▶ **OBJECTIVE**
Copy every one of the rows below word for word, keeping them in the same order.

▶ **DATASET RECORDS**
--

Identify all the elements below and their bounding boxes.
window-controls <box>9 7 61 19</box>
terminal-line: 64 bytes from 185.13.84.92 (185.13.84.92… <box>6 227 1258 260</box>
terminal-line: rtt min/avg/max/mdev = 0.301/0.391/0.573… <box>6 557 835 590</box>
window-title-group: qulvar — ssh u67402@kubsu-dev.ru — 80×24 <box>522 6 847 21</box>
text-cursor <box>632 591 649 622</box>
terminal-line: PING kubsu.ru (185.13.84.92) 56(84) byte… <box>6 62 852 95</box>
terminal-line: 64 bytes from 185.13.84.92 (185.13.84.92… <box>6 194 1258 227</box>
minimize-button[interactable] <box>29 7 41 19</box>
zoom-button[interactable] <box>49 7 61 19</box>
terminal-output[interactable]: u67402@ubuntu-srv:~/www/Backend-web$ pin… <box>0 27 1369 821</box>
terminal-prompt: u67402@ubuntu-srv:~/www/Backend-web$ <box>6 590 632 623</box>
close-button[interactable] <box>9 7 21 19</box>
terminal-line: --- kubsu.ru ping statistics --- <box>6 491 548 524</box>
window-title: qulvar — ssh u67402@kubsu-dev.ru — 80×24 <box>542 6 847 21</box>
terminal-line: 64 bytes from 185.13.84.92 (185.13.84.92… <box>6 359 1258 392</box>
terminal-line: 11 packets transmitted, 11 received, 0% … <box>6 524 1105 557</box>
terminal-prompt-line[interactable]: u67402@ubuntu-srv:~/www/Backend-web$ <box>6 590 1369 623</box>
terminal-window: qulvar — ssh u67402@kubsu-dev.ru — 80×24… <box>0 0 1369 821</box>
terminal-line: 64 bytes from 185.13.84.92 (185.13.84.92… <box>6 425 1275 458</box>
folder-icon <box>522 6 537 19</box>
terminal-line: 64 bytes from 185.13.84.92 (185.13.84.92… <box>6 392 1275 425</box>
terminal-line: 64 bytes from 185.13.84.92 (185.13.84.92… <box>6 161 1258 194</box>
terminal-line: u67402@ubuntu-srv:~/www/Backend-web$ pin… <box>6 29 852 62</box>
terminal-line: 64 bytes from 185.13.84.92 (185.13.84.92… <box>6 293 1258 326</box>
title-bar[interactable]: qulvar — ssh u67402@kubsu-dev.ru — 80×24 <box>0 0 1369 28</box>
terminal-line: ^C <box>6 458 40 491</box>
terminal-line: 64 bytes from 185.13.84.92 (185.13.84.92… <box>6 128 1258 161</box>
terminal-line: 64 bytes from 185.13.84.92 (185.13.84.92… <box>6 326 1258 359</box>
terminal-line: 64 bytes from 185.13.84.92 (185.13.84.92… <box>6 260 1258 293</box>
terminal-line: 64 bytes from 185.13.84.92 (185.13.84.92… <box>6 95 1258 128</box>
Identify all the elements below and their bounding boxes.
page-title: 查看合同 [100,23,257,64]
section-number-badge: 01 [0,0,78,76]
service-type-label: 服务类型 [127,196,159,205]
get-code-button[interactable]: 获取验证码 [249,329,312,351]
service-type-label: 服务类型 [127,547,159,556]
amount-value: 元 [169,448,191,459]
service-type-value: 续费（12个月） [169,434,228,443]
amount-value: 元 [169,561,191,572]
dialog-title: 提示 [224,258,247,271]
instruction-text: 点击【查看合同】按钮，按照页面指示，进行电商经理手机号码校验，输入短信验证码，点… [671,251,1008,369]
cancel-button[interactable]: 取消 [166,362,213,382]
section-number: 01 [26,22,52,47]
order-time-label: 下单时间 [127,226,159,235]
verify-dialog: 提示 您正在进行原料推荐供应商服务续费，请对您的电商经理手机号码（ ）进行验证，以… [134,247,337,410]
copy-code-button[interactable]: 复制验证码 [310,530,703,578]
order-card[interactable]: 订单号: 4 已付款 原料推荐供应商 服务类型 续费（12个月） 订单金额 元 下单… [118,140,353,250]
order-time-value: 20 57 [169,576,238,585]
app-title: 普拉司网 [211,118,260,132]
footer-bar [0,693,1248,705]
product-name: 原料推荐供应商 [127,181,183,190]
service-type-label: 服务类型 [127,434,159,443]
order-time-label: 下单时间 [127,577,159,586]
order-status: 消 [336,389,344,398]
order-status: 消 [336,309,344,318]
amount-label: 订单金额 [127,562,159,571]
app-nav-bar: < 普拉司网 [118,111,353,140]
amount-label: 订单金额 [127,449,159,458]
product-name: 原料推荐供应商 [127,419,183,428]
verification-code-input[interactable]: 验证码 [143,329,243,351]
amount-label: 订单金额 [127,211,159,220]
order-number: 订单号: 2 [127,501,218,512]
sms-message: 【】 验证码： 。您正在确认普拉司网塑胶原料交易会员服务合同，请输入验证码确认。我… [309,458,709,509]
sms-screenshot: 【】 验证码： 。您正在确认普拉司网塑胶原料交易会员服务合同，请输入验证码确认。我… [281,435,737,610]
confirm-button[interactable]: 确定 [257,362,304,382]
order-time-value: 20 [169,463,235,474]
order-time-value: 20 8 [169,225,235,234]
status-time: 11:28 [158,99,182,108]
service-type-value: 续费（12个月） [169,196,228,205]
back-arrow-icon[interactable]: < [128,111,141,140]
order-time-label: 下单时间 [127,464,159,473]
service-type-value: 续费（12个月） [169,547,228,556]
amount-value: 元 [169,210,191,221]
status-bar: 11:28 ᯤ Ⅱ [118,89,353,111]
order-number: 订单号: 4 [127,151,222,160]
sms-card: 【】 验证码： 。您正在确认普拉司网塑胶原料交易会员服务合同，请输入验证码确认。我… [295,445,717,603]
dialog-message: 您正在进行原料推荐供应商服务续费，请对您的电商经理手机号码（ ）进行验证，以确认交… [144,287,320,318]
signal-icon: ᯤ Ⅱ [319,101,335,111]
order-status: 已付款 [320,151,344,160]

--

▶ **THE COMPLETED TASK**
Identify all the elements below and their bounding boxes.
window-controls <box>9 7 61 19</box>
terminal-line: 64 bytes from 185.13.84.92 (185.13.84.92… <box>6 227 1258 260</box>
terminal-line: rtt min/avg/max/mdev = 0.301/0.391/0.573… <box>6 557 835 590</box>
window-title-group: qulvar — ssh u67402@kubsu-dev.ru — 80×24 <box>522 6 847 21</box>
text-cursor <box>632 591 649 622</box>
terminal-line: PING kubsu.ru (185.13.84.92) 56(84) byte… <box>6 62 852 95</box>
terminal-line: 64 bytes from 185.13.84.92 (185.13.84.92… <box>6 194 1258 227</box>
minimize-button[interactable] <box>29 7 41 19</box>
zoom-button[interactable] <box>49 7 61 19</box>
terminal-output[interactable]: u67402@ubuntu-srv:~/www/Backend-web$ pin… <box>0 27 1369 821</box>
terminal-prompt: u67402@ubuntu-srv:~/www/Backend-web$ <box>6 590 632 623</box>
close-button[interactable] <box>9 7 21 19</box>
terminal-line: --- kubsu.ru ping statistics --- <box>6 491 548 524</box>
window-title: qulvar — ssh u67402@kubsu-dev.ru — 80×24 <box>542 6 847 21</box>
terminal-line: 64 bytes from 185.13.84.92 (185.13.84.92… <box>6 359 1258 392</box>
terminal-line: 11 packets transmitted, 11 received, 0% … <box>6 524 1105 557</box>
terminal-prompt-line[interactable]: u67402@ubuntu-srv:~/www/Backend-web$ <box>6 590 1369 623</box>
terminal-window: qulvar — ssh u67402@kubsu-dev.ru — 80×24… <box>0 0 1369 821</box>
terminal-line: 64 bytes from 185.13.84.92 (185.13.84.92… <box>6 425 1275 458</box>
folder-icon <box>522 6 537 19</box>
terminal-line: 64 bytes from 185.13.84.92 (185.13.84.92… <box>6 392 1275 425</box>
terminal-line: 64 bytes from 185.13.84.92 (185.13.84.92… <box>6 161 1258 194</box>
terminal-line: u67402@ubuntu-srv:~/www/Backend-web$ pin… <box>6 29 852 62</box>
terminal-line: 64 bytes from 185.13.84.92 (185.13.84.92… <box>6 293 1258 326</box>
title-bar[interactable]: qulvar — ssh u67402@kubsu-dev.ru — 80×24 <box>0 0 1369 28</box>
terminal-line: ^C <box>6 458 40 491</box>
terminal-line: 64 bytes from 185.13.84.92 (185.13.84.92… <box>6 128 1258 161</box>
terminal-line: 64 bytes from 185.13.84.92 (185.13.84.92… <box>6 326 1258 359</box>
terminal-line: 64 bytes from 185.13.84.92 (185.13.84.92… <box>6 260 1258 293</box>
terminal-line: 64 bytes from 185.13.84.92 (185.13.84.92… <box>6 95 1258 128</box>
Identify all the elements below and their bounding boxes.
page-title: 查看合同 [100,23,257,64]
section-number-badge: 01 [0,0,78,76]
service-type-label: 服务类型 [127,196,159,205]
get-code-button[interactable]: 获取验证码 [249,329,312,351]
service-type-label: 服务类型 [127,547,159,556]
amount-value: 元 [169,448,191,459]
service-type-value: 续费（12个月） [169,434,228,443]
amount-value: 元 [169,561,191,572]
dialog-title: 提示 [224,258,247,271]
instruction-text: 点击【查看合同】按钮，按照页面指示，进行电商经理手机号码校验，输入短信验证码，点… [671,251,1008,369]
cancel-button[interactable]: 取消 [166,362,213,382]
section-number: 01 [26,22,52,47]
order-time-label: 下单时间 [127,226,159,235]
verify-dialog: 提示 您正在进行原料推荐供应商服务续费，请对您的电商经理手机号码（ ）进行验证，以… [134,247,337,410]
copy-code-button[interactable]: 复制验证码 [310,530,703,578]
order-card[interactable]: 订单号: 4 已付款 原料推荐供应商 服务类型 续费（12个月） 订单金额 元 下单… [118,140,353,250]
order-time-value: 20 57 [169,576,238,585]
app-title: 普拉司网 [211,118,260,132]
footer-bar [0,693,1248,705]
product-name: 原料推荐供应商 [127,181,183,190]
service-type-label: 服务类型 [127,434,159,443]
order-time-label: 下单时间 [127,577,159,586]
order-status: 消 [336,389,344,398]
order-status: 消 [336,309,344,318]
amount-label: 订单金额 [127,562,159,571]
app-nav-bar: < 普拉司网 [118,111,353,140]
amount-label: 订单金额 [127,449,159,458]
product-name: 原料推荐供应商 [127,419,183,428]
verification-code-input[interactable]: 验证码 [143,329,243,351]
amount-label: 订单金额 [127,211,159,220]
order-number: 订单号: 2 [127,501,218,512]
sms-message: 【】 验证码： 。您正在确认普拉司网塑胶原料交易会员服务合同，请输入验证码确认。我… [309,458,709,509]
sms-screenshot: 【】 验证码： 。您正在确认普拉司网塑胶原料交易会员服务合同，请输入验证码确认。我… [281,435,737,610]
confirm-button[interactable]: 确定 [257,362,304,382]
order-time-value: 20 [169,463,235,474]
order-time-value: 20 8 [169,225,235,234]
status-time: 11:28 [158,99,182,108]
service-type-value: 续费（12个月） [169,196,228,205]
back-arrow-icon[interactable]: < [128,111,141,140]
order-time-label: 下单时间 [127,464,159,473]
service-type-value: 续费（12个月） [169,547,228,556]
amount-value: 元 [169,210,191,221]
status-bar: 11:28 ᯤ Ⅱ [118,89,353,111]
order-number: 订单号: 4 [127,151,222,160]
sms-card: 【】 验证码： 。您正在确认普拉司网塑胶原料交易会员服务合同，请输入验证码确认。我… [295,445,717,603]
dialog-message: 您正在进行原料推荐供应商服务续费，请对您的电商经理手机号码（ ）进行验证，以确认交… [144,287,320,318]
signal-icon: ᯤ Ⅱ [319,101,335,111]
order-status: 已付款 [320,151,344,160]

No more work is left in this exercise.